*Set exercise*
Copy out all of the material, matching it word for word.

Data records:
------
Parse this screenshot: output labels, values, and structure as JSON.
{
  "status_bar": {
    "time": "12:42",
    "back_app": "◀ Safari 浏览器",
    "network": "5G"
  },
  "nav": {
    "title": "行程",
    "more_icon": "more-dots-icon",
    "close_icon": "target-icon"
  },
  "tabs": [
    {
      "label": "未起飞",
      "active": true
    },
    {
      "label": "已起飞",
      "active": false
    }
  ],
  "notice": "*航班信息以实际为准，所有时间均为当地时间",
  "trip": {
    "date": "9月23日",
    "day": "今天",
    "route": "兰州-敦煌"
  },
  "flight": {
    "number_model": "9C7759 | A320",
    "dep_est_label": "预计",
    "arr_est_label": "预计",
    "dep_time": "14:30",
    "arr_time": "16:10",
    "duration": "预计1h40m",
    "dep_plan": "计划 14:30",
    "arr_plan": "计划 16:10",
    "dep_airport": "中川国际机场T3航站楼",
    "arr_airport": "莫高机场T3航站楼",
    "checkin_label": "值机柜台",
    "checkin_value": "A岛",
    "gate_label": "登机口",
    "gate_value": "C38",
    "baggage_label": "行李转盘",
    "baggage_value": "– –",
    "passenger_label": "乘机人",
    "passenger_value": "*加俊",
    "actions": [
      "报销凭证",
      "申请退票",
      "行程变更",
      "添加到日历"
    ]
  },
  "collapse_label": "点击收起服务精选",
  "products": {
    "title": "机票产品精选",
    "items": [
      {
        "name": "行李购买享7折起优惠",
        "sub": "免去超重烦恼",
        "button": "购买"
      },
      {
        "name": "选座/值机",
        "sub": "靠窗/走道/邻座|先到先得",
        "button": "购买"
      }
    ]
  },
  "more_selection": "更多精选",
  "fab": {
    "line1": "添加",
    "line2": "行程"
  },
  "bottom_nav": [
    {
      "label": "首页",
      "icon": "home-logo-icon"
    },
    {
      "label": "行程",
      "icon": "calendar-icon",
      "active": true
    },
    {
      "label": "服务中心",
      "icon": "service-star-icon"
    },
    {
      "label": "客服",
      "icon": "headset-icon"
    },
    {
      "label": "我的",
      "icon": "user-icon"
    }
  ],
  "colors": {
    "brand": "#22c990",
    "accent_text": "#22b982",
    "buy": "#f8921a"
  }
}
------
*Complete response*
Parse this screenshot: output labels, values, and structure as JSON.
{
  "status_bar": {
    "time": "12:42",
    "back_app": "◀ Safari 浏览器",
    "network": "5G"
  },
  "nav": {
    "title": "行程",
    "more_icon": "more-dots-icon",
    "close_icon": "target-icon"
  },
  "tabs": [
    {
      "label": "未起飞",
      "active": true
    },
    {
      "label": "已起飞",
      "active": false
    }
  ],
  "notice": "*航班信息以实际为准，所有时间均为当地时间",
  "trip": {
    "date": "9月23日",
    "day": "今天",
    "route": "兰州-敦煌"
  },
  "flight": {
    "number_model": "9C7759 | A320",
    "dep_est_label": "预计",
    "arr_est_label": "预计",
    "dep_time": "14:30",
    "arr_time": "16:10",
    "duration": "预计1h40m",
    "dep_plan": "计划 14:30",
    "arr_plan": "计划 16:10",
    "dep_airport": "中川国际机场T3航站楼",
    "arr_airport": "莫高机场T3航站楼",
    "checkin_label": "值机柜台",
    "checkin_value": "A岛",
    "gate_label": "登机口",
    "gate_value": "C38",
    "baggage_label": "行李转盘",
    "baggage_value": "– –",
    "passenger_label": "乘机人",
    "passenger_value": "*加俊",
    "actions": [
      "报销凭证",
      "申请退票",
      "行程变更",
      "添加到日历"
    ]
  },
  "collapse_label": "点击收起服务精选",
  "products": {
    "title": "机票产品精选",
    "items": [
      {
        "name": "行李购买享7折起优惠",
        "sub": "免去超重烦恼",
        "button": "购买"
      },
      {
        "name": "选座/值机",
        "sub": "靠窗/走道/邻座|先到先得",
        "button": "购买"
      }
    ]
  },
  "more_selection": "更多精选",
  "fab": {
    "line1": "添加",
    "line2": "行程"
  },
  "bottom_nav": [
    {
      "label": "首页",
      "icon": "home-logo-icon"
    },
    {
      "label": "行程",
      "icon": "calendar-icon",
      "active": true
    },
    {
      "label": "服务中心",
      "icon": "service-star-icon"
    },
    {
      "label": "客服",
      "icon": "headset-icon"
    },
    {
      "label": "我的",
      "icon": "user-icon"
    }
  ],
  "colors": {
    "brand": "#22c990",
    "accent_text": "#22b982",
    "buy": "#f8921a"
  }
}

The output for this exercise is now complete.